● **Brief**
In the copy, include every entry exactly but none of the pictures.
>> begin
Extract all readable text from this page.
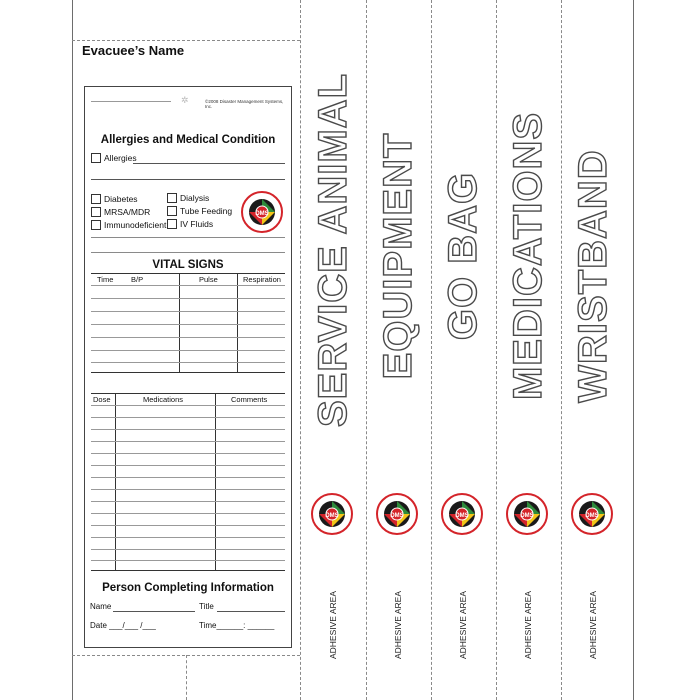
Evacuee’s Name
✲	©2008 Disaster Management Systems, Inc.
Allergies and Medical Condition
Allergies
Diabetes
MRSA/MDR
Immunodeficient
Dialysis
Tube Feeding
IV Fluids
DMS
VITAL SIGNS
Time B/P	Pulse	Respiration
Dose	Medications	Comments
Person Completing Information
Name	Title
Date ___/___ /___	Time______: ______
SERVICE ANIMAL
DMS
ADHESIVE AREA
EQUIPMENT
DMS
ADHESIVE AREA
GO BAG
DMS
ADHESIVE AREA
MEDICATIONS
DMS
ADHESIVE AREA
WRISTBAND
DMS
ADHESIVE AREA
>> end
● **Result of this task**
Extract all readable text from this page.
Evacuee’s Name
✲	©2008 Disaster Management Systems, Inc.
Allergies and Medical Condition
Allergies
Diabetes
MRSA/MDR
Immunodeficient
Dialysis
Tube Feeding
IV Fluids
DMS
VITAL SIGNS
Time B/P	Pulse	Respiration
Dose	Medications	Comments
Person Completing Information
Name	Title
Date ___/___ /___	Time______: ______
SERVICE ANIMAL
DMS
ADHESIVE AREA
EQUIPMENT
DMS
ADHESIVE AREA
GO BAG
DMS
ADHESIVE AREA
MEDICATIONS
DMS
ADHESIVE AREA
WRISTBAND
DMS
ADHESIVE AREA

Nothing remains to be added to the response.